# AIM
Look through the data below and return each line where "편향적인" appears.

(Items from a data source)
────────────────
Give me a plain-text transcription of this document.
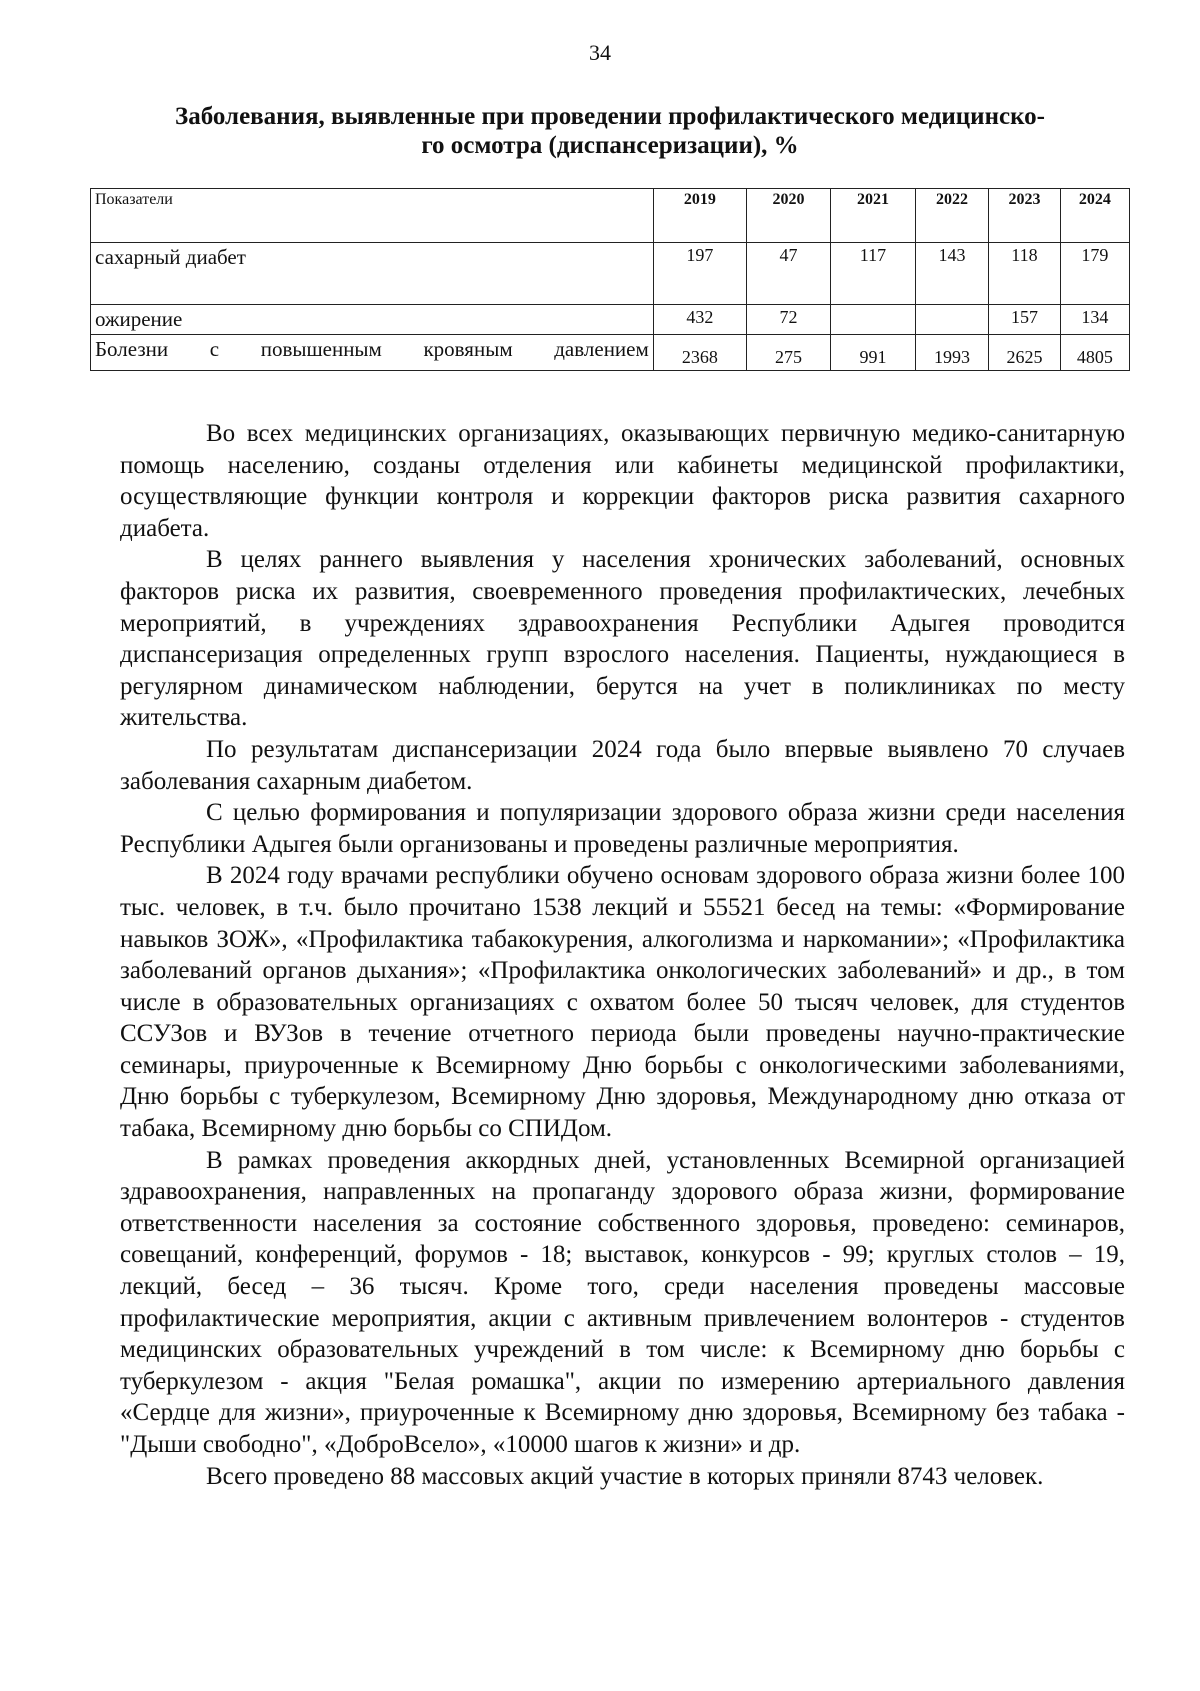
34
Заболевания, выявленные при проведении профилактического медицинско-
го осмотра (диспансеризации), %
Показатели	2019	2020	2021	2022	2023	2024
сахарный диабет	197	47	117	143	118	179
ожирение	432	72			157	134
Болезни с повышенным кровяным давлением	2368	275	991	1993	2625	4805

Во всех медицинских организациях, оказывающих первичную медико-санитарную помощь населению, созданы отделения или кабинеты медицинской профилактики, осуществляющие функции контроля и коррекции факторов риска развития сахарного диабета.

В целях раннего выявления у населения хронических заболеваний, основных факторов риска их развития, своевременного проведения профилактических, лечебных мероприятий, в учреждениях здравоохранения Республики Адыгея проводится диспансеризация определенных групп взрослого населения. Пациенты, нуждающиеся в регулярном динамическом наблюдении, берутся на учет в поликлиниках по месту жительства.

По результатам диспансеризации 2024 года было впервые выявлено 70 случаев заболевания сахарным диабетом.

С целью формирования и популяризации здорового образа жизни среди населения Республики Адыгея были организованы и проведены различные мероприятия.

В 2024 году врачами республики обучено основам здорового образа жизни более 100 тыс. человек, в т.ч. было прочитано 1538 лекций и 55521 бесед на темы: «Формирование навыков ЗОЖ», «Профилактика табакокурения, алкоголизма и наркомании»; «Профилактика заболеваний органов дыхания»; «Профилактика онкологических заболеваний» и др., в том числе в образовательных организациях с охватом более 50 тысяч человек, для студентов ССУЗов и ВУЗов в течение отчетного периода были проведены научно-практические семинары, приуроченные к Всемирному Дню борьбы с онкологическими заболеваниями, Дню борьбы с туберкулезом, Всемирному Дню здоровья, Международному дню отказа от табака, Всемирному дню борьбы со СПИДом.

В рамках проведения аккордных дней, установленных Всемирной организацией здравоохранения, направленных на пропаганду здорового образа жизни, формирование ответственности населения за состояние собственного здоровья, проведено: семинаров, совещаний, конференций, форумов - 18; выставок, конкурсов - 99; круглых столов – 19, лекций, бесед – 36 тысяч. Кроме того, среди населения проведены массовые профилактические мероприятия, акции с активным привлечением волонтеров - студентов медицинских образовательных учреждений в том числе: к Всемирному дню борьбы с туберкулезом - акция "Белая ромашка", акции по измерению артериального давления «Сердце для жизни», приуроченные к Всемирному дню здоровья, Всемирному без табака - "Дыши свободно", «ДоброВсело», «10000 шагов к жизни» и др.

Всего проведено 88 массовых акций участие в которых приняли 8743 человек.
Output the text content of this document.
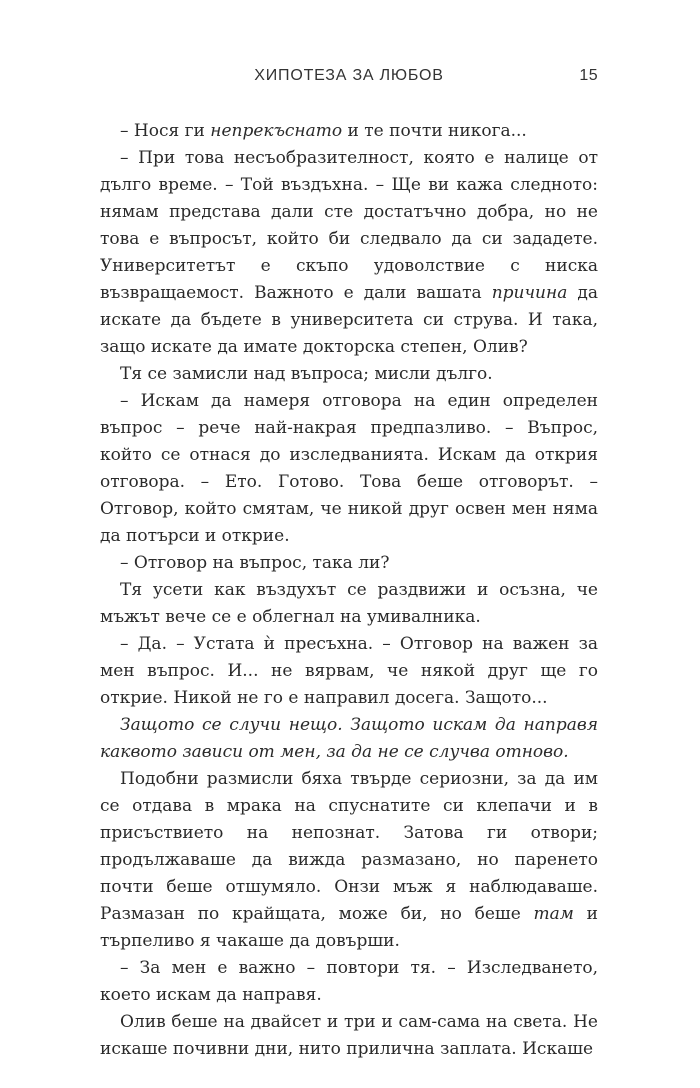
ХИПОТЕЗА ЗА ЛЮБОВ	15

– Нося ги непрекъснато и те почти никога...

– При това несъобразителност, която е налице от дълго време. – Той въздъхна. – Ще ви кажа следното: нямам представа дали сте достатъчно добра, но не това е въпросът, който би следвало да си зададете. Университетът е скъпо удоволствие с ниска възвращаемост. Важното е дали вашата причина да искате да бъдете в университета си струва. И така, защо искате да имате докторска степен, Олив?

Тя се замисли над въпроса; мисли дълго.

– Искам да намеря отговора на един определен въпрос – рече най-накрая предпазливо. – Въпрос, който се отнася до изследванията. Искам да открия отговора. – Ето. Готово. Това беше отговорът. – Отговор, който смятам, че никой друг освен мен няма да потърси и открие.

– Отговор на въпрос, така ли?

Тя усети как въздухът се раздвижи и осъзна, че мъжът вече се е облегнал на умивалника.

– Да. – Устата ѝ пресъхна. – Отговор на важен за мен въпрос. И... не вярвам, че някой друг ще го открие. Никой не го е направил досега. Защото...

Защото се случи нещо. Защото искам да направя каквото зависи от мен, за да не се случва отново.

Подобни размисли бяха твърде сериозни, за да им се отдава в мрака на спуснатите си клепачи и в присъствието на непознат. Затова ги отвори; продължаваше да вижда размазано, но паренето почти беше отшумяло. Онзи мъж я наблюдаваше. Размазан по крайщата, може би, но беше там и търпеливо я чакаше да довърши.

– За мен е важно – повтори тя. – Изследването, което искам да направя.

Олив беше на двайсет и три и сам-сама на света. Не искаше почивни дни, нито прилична заплата. Искаше
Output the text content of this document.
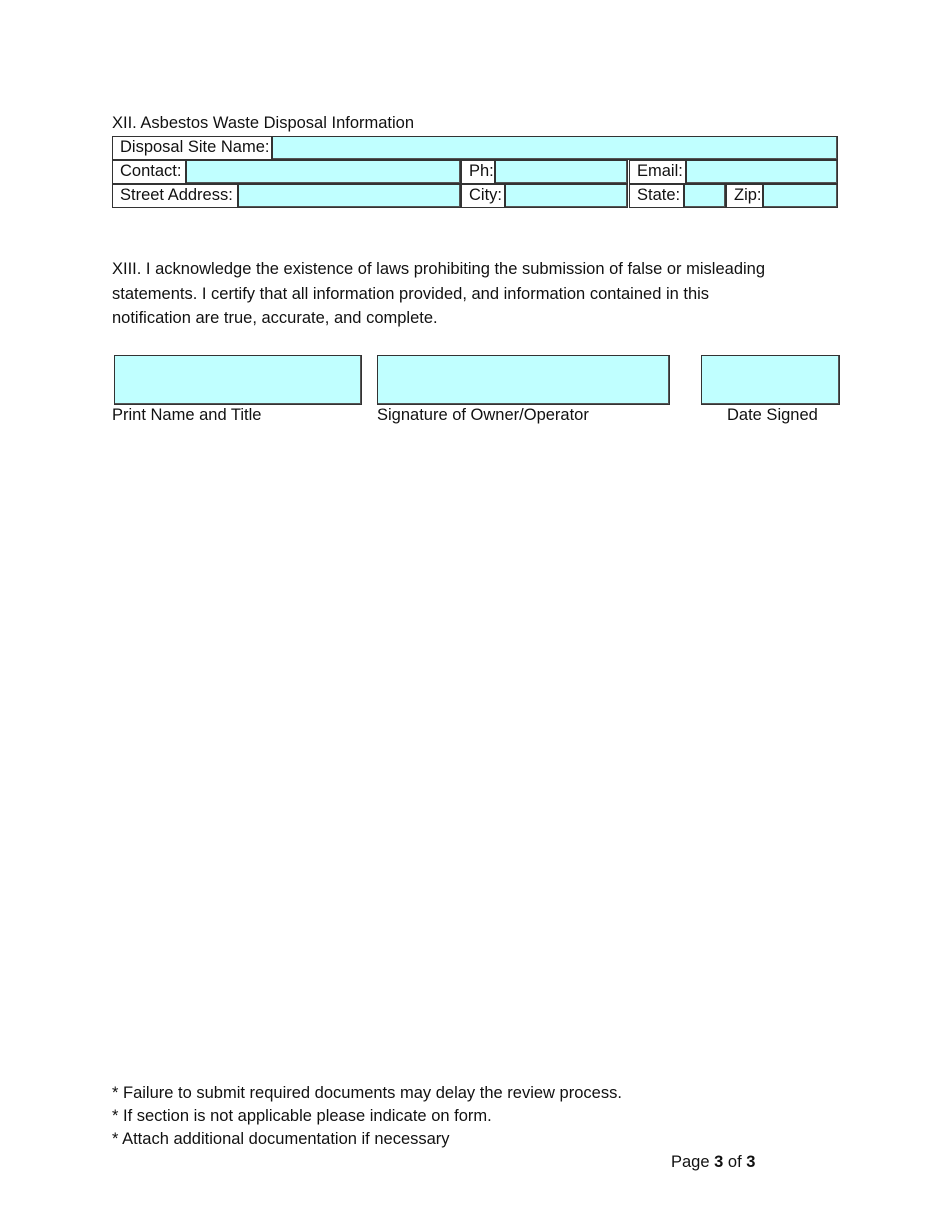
XII. Asbestos Waste Disposal Information
Disposal Site Name:
Contact:	Ph:	Email:
Street Address:	City:	State:	Zip:
XIII. I acknowledge the existence of laws prohibiting the submission of false or misleading
statements. I certify that all information provided, and information contained in this
notification are true, accurate, and complete.
Print Name and Title	Signature of Owner/Operator	Date Signed
* Failure to submit required documents may delay the review process.
* If section is not applicable please indicate on form.
* Attach additional documentation if necessary
Page 3 of 3
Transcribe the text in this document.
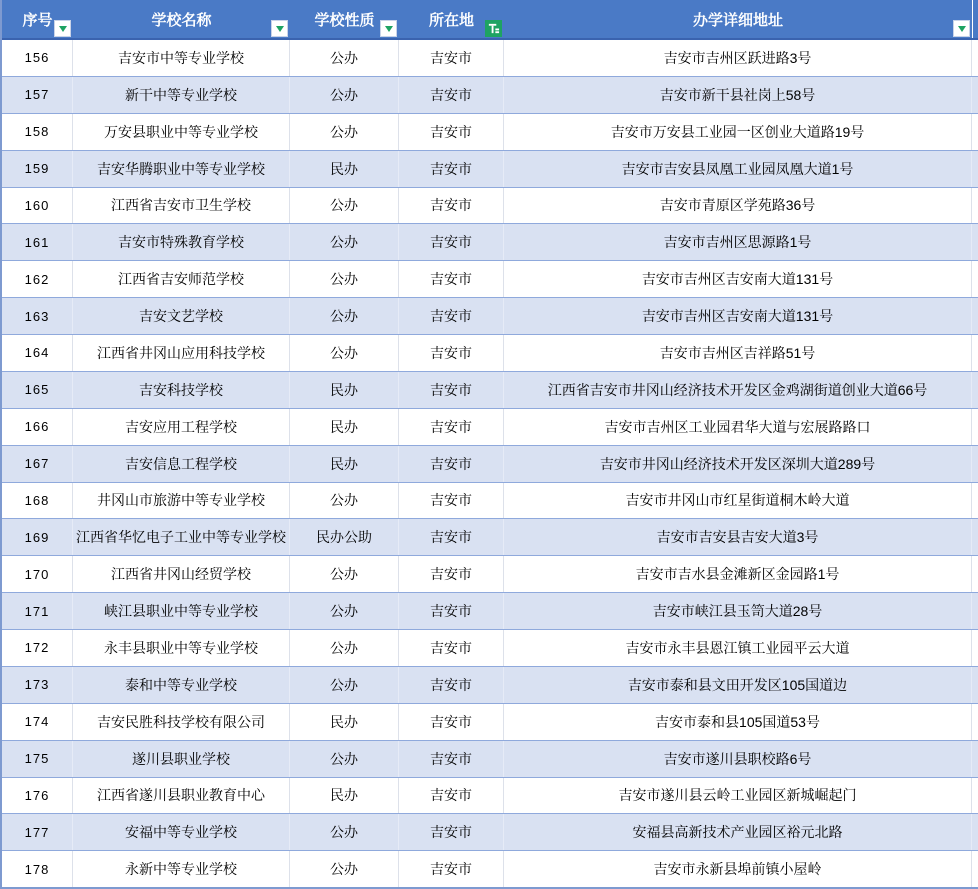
序号	学校名称	学校性质	所在地	办学详细地址
156	吉安市中等专业学校	公办	吉安市	吉安市吉州区跃进路3号
157	新干中等专业学校	公办	吉安市	吉安市新干县社岗上58号
158	万安县职业中等专业学校	公办	吉安市	吉安市万安县工业园一区创业大道路19号
159	吉安华腾职业中等专业学校	民办	吉安市	吉安市吉安县凤凰工业园凤凰大道1号
160	江西省吉安市卫生学校	公办	吉安市	吉安市青原区学苑路36号
161	吉安市特殊教育学校	公办	吉安市	吉安市吉州区思源路1号
162	江西省吉安师范学校	公办	吉安市	吉安市吉州区吉安南大道131号
163	吉安文艺学校	公办	吉安市	吉安市吉州区吉安南大道131号
164	江西省井冈山应用科技学校	公办	吉安市	吉安市吉州区吉祥路51号
165	吉安科技学校	民办	吉安市	江西省吉安市井冈山经济技术开发区金鸡湖街道创业大道66号
166	吉安应用工程学校	民办	吉安市	吉安市吉州区工业园君华大道与宏展路路口
167	吉安信息工程学校	民办	吉安市	吉安市井冈山经济技术开发区深圳大道289号
168	井冈山市旅游中等专业学校	公办	吉安市	吉安市井冈山市红星街道桐木岭大道
169	江西省华忆电子工业中等专业学校	民办公助	吉安市	吉安市吉安县吉安大道3号
170	江西省井冈山经贸学校	公办	吉安市	吉安市吉水县金滩新区金园路1号
171	峡江县职业中等专业学校	公办	吉安市	吉安市峡江县玉笥大道28号
172	永丰县职业中等专业学校	公办	吉安市	吉安市永丰县恩江镇工业园平云大道
173	泰和中等专业学校	公办	吉安市	吉安市泰和县文田开发区105国道边
174	吉安民胜科技学校有限公司	民办	吉安市	吉安市泰和县105国道53号
175	遂川县职业学校	公办	吉安市	吉安市遂川县职校路6号
176	江西省遂川县职业教育中心	民办	吉安市	吉安市遂川县云岭工业园区新城崛起门
177	安福中等专业学校	公办	吉安市	安福县高新技术产业园区裕元北路
178	永新中等专业学校	公办	吉安市	吉安市永新县埠前镇小屋岭
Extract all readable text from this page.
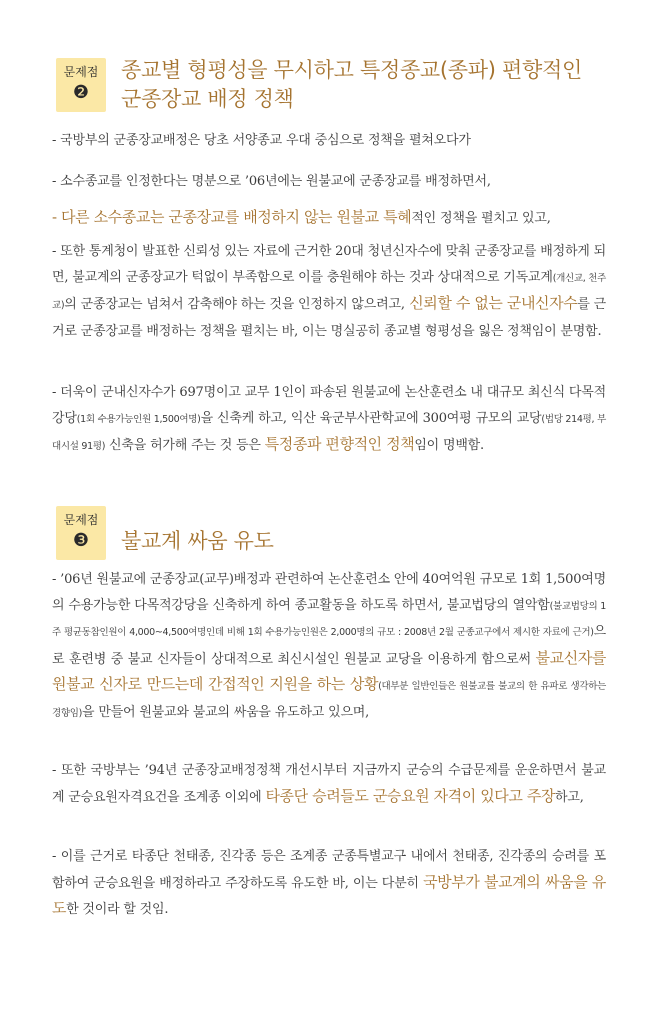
문제점
❷
종교별 형평성을 무시하고 특정종교(종파) 편향적인
군종장교 배정 정책
- 국방부의 군종장교배정은 당초 서양종교 우대 중심으로 정책을 펼쳐오다가
- 소수종교를 인정한다는 명분으로 ’06년에는 원불교에 군종장교를 배정하면서,
- 다른 소수종교는 군종장교를 배정하지 않는 원불교 특혜적인 정책을 펼치고 있고,
- 또한 통계청이 발표한 신뢰성 있는 자료에 근거한 20대 청년신자수에 맞춰 군종장교를 배정하게 되면, 불교계의 군종장교가 턱없이 부족함으로 이를 충원해야 하는 것과 상대적으로 기독교계(개신교, 천주교)의 군종장교는 넘쳐서 감축해야 하는 것을 인정하지 않으려고, 신뢰할 수 없는 군내신자수를 근거로 군종장교를 배정하는 정책을 펼치는 바, 이는 명실공히 종교별 형평성을 잃은 정책임이 분명함.
- 더욱이 군내신자수가 697명이고 교무 1인이 파송된 원불교에 논산훈련소 내 대규모 최신식 다목적강당(1회 수용가능인원 1,500여명)을 신축케 하고, 익산 육군부사관학교에 300여평 규모의 교당(법당 214평, 부대시설 91평) 신축을 허가해 주는 것 등은 특정종파 편향적인 정책임이 명백함.
문제점
❸	불교계 싸움 유도
- ’06년 원불교에 군종장교(교무)배정과 관련하여 논산훈련소 안에 40여억원 규모로 1회 1,500여명의 수용가능한 다목적강당을 신축하게 하여 종교활동을 하도록 하면서, 불교법당의 열악함(불교법당의 1주 평균동참인원이 4,000~4,500여명인데 비해 1회 수용가능인원은 2,000명의 규모 : 2008년 2월 군종교구에서 제시한 자료에 근거)으로 훈련병 중 불교 신자들이 상대적으로 최신시설인 원불교 교당을 이용하게 함으로써 불교신자를 원불교 신자로 만드는데 간접적인 지원을 하는 상황(대부분 일반인들은 원불교를 불교의 한 유파로 생각하는 경향임)을 만들어 원불교와 불교의 싸움을 유도하고 있으며,
- 또한 국방부는 ’94년 군종장교배정정책 개선시부터 지금까지 군승의 수급문제를 운운하면서 불교계 군승요원자격요건을 조계종 이외에 타종단 승려들도 군승요원 자격이 있다고 주장하고,
- 이를 근거로 타종단 천태종, 진각종 등은 조계종 군종특별교구 내에서 천태종, 진각종의 승려를 포함하여 군승요원을 배정하라고 주장하도록 유도한 바, 이는 다분히 국방부가 불교계의 싸움을 유도한 것이라 할 것임.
────────────────
# FULL RESPONSE
종교별 형평성을 무시하고 특정종교(종파) 편향적인
- 더욱이 군내신자수가 697명이고 교무 1인이 파송된 원불교에 논산훈련소 내 대규모 최신식 다목적강당(1회 수용가능인원 1,500여명)을 신축케 하고, 익산 육군부사관학교에 300여평 규모의 교당(법당 214평, 부대시설 91평) 신축을 허가해 주는 것 등은 특정종파 편향적인 정책임이 명백함.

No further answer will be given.